Review the lines that follow and copy each one that contains the word "COVID".

= Data entries =
================
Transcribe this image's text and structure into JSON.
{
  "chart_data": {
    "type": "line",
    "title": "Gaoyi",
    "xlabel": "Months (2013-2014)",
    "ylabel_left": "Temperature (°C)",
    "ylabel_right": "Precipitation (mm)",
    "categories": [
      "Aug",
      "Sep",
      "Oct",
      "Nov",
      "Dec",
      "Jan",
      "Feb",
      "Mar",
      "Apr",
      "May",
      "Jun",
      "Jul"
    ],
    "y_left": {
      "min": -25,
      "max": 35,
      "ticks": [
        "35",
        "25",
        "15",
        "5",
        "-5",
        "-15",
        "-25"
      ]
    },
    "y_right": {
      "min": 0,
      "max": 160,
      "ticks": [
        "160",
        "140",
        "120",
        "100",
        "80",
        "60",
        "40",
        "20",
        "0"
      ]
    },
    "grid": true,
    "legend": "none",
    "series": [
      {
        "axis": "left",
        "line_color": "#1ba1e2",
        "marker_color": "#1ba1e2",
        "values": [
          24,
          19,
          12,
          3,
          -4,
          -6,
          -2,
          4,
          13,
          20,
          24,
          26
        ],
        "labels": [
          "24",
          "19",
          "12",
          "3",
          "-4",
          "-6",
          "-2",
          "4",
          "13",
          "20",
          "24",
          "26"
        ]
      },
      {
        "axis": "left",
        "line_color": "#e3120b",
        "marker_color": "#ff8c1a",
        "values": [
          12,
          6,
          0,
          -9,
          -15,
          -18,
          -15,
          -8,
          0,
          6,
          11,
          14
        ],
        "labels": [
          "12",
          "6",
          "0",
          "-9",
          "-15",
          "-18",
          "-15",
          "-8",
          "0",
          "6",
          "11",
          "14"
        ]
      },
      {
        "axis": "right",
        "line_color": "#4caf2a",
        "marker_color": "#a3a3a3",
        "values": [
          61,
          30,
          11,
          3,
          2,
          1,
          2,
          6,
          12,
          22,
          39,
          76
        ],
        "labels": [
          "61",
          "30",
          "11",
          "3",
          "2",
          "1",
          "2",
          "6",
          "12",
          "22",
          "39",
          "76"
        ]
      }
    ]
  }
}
================
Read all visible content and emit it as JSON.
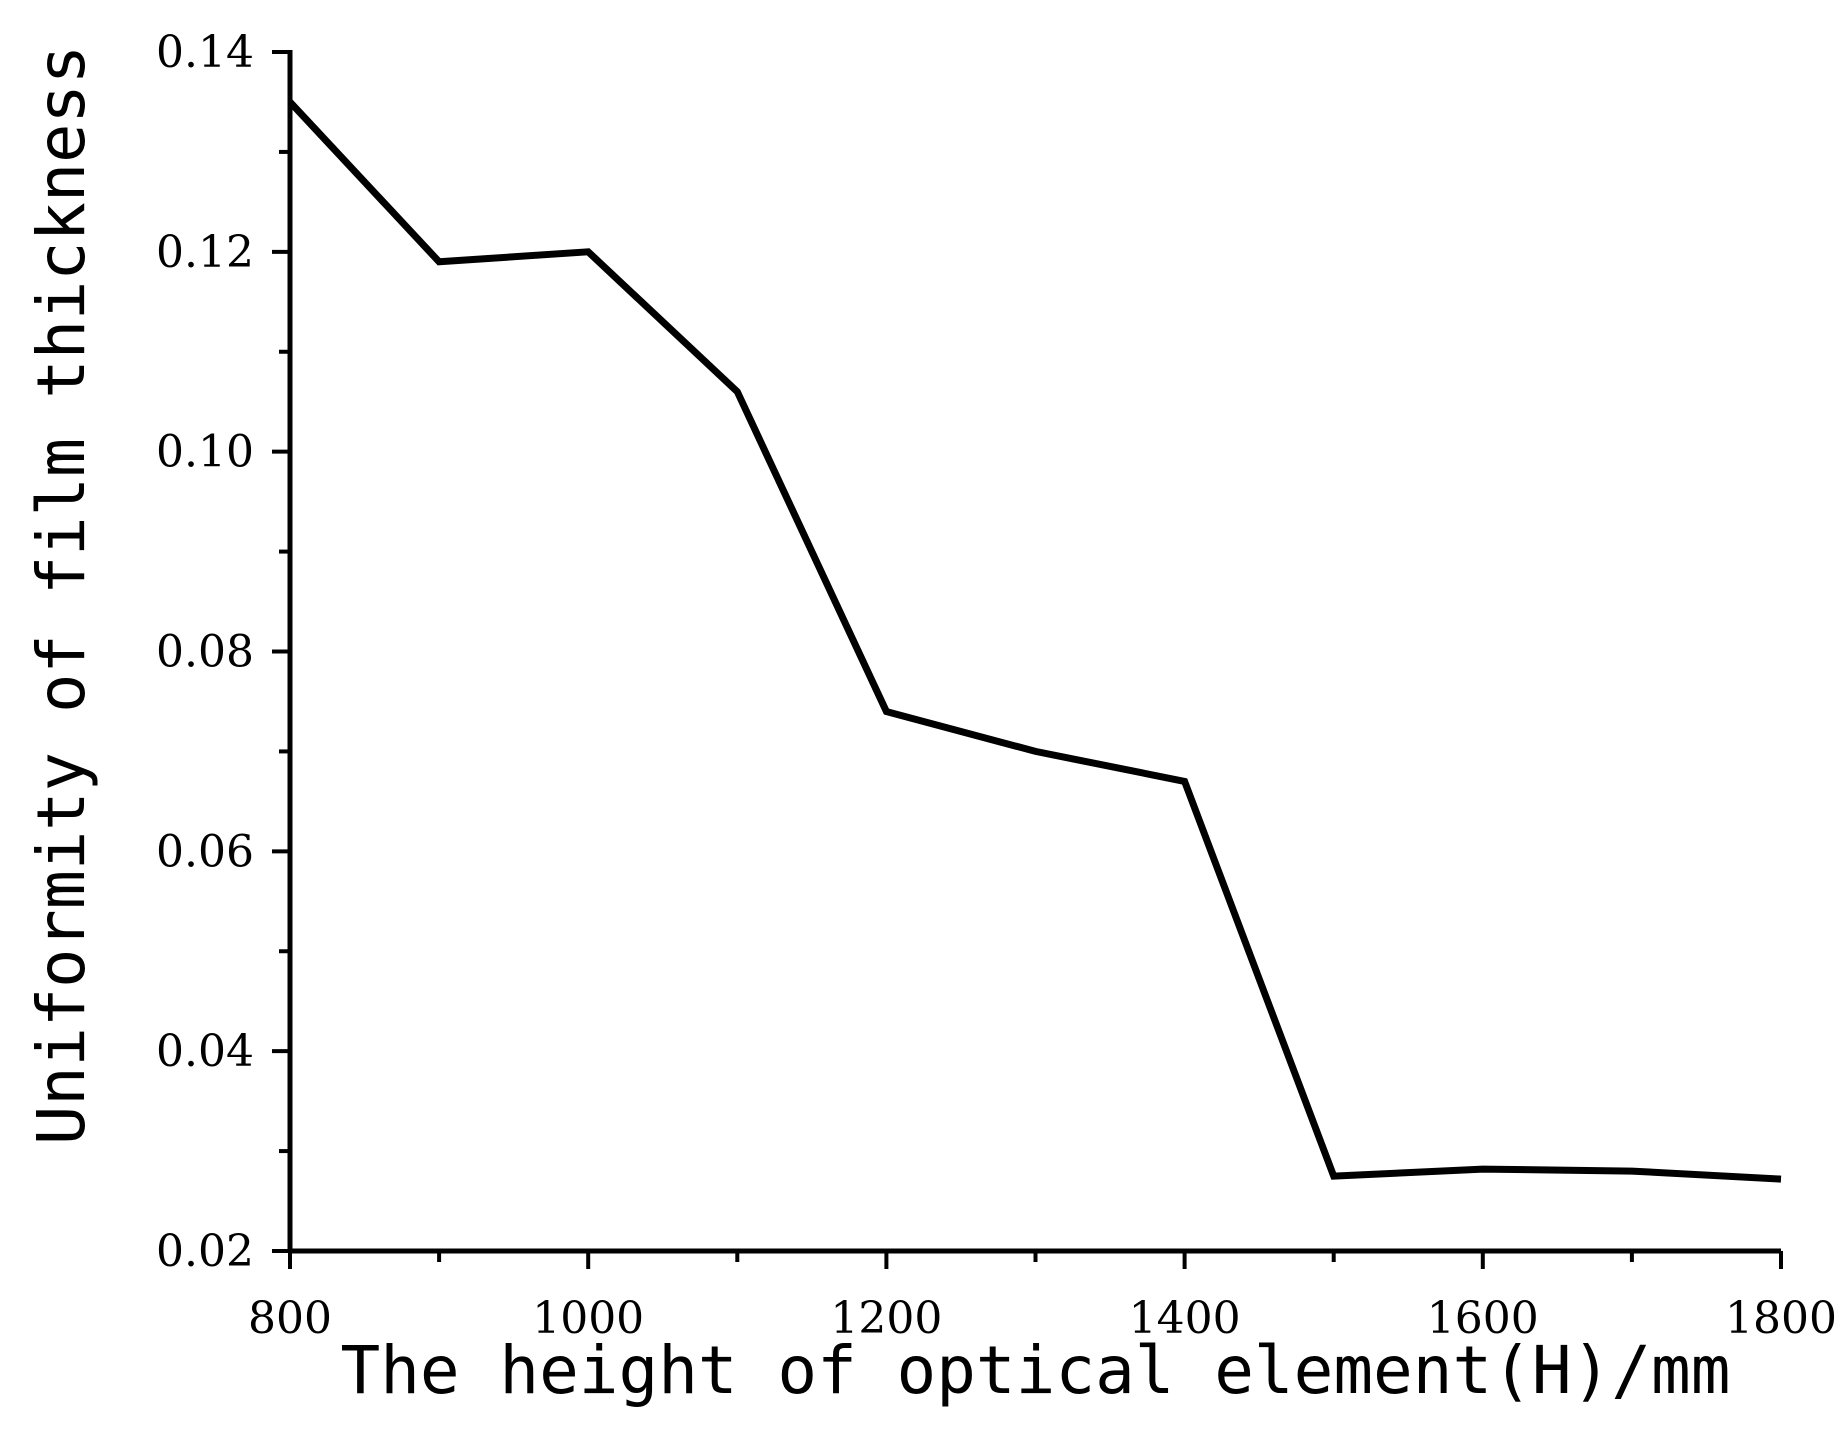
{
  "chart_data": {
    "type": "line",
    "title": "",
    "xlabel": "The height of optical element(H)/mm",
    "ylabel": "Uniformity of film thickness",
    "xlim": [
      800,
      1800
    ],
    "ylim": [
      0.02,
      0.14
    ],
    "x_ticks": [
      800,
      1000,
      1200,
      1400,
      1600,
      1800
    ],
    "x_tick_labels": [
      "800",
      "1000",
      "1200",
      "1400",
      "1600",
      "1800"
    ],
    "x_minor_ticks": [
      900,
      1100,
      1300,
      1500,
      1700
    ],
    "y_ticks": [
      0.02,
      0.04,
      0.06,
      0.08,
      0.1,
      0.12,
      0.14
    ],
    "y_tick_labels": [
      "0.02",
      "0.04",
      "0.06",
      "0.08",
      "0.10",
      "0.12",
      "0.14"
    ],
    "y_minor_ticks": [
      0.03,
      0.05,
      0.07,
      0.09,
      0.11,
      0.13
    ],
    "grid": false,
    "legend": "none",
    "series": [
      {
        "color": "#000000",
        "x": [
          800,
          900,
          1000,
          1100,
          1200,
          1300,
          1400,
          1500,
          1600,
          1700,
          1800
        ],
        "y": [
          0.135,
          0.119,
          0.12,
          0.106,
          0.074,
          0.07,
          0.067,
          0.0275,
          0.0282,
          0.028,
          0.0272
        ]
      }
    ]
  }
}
================
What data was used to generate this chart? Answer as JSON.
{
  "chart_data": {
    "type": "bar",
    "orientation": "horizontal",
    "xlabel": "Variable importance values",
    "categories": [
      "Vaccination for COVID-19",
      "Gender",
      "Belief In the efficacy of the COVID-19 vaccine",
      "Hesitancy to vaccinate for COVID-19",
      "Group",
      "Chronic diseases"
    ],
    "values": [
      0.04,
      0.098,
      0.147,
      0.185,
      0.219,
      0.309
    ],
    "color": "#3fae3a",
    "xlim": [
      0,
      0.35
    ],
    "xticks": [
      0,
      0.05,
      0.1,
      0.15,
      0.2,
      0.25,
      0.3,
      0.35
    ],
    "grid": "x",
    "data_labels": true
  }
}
================
= Solution to this task =
      "Vaccination for COVID-19",
      "Belief In the efficacy of the COVID-19 vaccine",
      "Hesitancy to vaccinate for COVID-19",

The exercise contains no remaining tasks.